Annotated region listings
——

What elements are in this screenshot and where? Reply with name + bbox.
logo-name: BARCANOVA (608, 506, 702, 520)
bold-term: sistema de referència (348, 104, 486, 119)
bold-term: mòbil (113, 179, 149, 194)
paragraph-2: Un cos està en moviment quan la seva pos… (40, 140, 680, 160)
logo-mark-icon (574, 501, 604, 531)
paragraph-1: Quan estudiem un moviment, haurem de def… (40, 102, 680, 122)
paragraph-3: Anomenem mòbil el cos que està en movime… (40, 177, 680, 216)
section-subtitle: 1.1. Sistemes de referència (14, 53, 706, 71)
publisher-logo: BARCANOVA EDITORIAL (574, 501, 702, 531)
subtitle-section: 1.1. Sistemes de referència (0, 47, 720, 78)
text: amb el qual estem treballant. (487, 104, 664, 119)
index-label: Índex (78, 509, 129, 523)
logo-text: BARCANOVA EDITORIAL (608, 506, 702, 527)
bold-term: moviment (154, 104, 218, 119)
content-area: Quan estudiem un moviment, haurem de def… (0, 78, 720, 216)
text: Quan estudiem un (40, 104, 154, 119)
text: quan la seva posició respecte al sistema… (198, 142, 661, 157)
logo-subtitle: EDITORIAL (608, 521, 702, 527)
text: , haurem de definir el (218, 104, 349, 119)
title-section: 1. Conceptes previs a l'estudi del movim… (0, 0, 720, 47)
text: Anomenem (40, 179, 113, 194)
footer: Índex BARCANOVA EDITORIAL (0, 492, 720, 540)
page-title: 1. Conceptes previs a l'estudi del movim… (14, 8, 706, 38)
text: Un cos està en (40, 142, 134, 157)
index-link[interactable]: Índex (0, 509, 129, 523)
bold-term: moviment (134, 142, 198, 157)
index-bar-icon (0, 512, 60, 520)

——

AIM OF THE TASK :: Arrange every line of the item above as a numbered list, and leave out any blank lines.

SOLVED EXERCISE ::
1. What elements are in this screenshot and where? Reply with name + bbox.
2. logo-name: BARCANOVA (608, 506, 702, 520)
3. bold-term: sistema de referència (348, 104, 486, 119)
4. bold-term: mòbil (113, 179, 149, 194)
5. paragraph-2: Un cos està en moviment quan la seva pos… (40, 140, 680, 160)
6. logo-mark-icon (574, 501, 604, 531)
7. paragraph-1: Quan estudiem un moviment, haurem de def… (40, 102, 680, 122)
8. paragraph-3: Anomenem mòbil el cos que està en movime… (40, 177, 680, 216)
9. section-subtitle: 1.1. Sistemes de referència (14, 53, 706, 71)
10. publisher-logo: BARCANOVA EDITORIAL (574, 501, 702, 531)
11. subtitle-section: 1.1. Sistemes de referència (0, 47, 720, 78)
12. text: amb el qual estem treballant. (487, 104, 664, 119)
13. index-label: Índex (78, 509, 129, 523)
14. logo-text: BARCANOVA EDITORIAL (608, 506, 702, 527)
15. bold-term: moviment (154, 104, 218, 119)
16. content-area: Quan estudiem un moviment, haurem de def… (0, 78, 720, 216)
17. text: Quan estudiem un (40, 104, 154, 119)
18. text: quan la seva posició respecte al sistema… (198, 142, 661, 157)
19. logo-subtitle: EDITORIAL (608, 521, 702, 527)
20. text: , haurem de definir el (218, 104, 349, 119)
21. title-section: 1. Conceptes previs a l'estudi del movim… (0, 0, 720, 47)
22. text: Anomenem (40, 179, 113, 194)
23. footer: Índex BARCANOVA EDITORIAL (0, 492, 720, 540)
24. page-title: 1. Conceptes previs a l'estudi del movim… (14, 8, 706, 38)
25. text: Un cos està en (40, 142, 134, 157)
26. index-link[interactable]: Índex (0, 509, 129, 523)
27. bold-term: moviment (134, 142, 198, 157)
28. index-bar-icon (0, 512, 60, 520)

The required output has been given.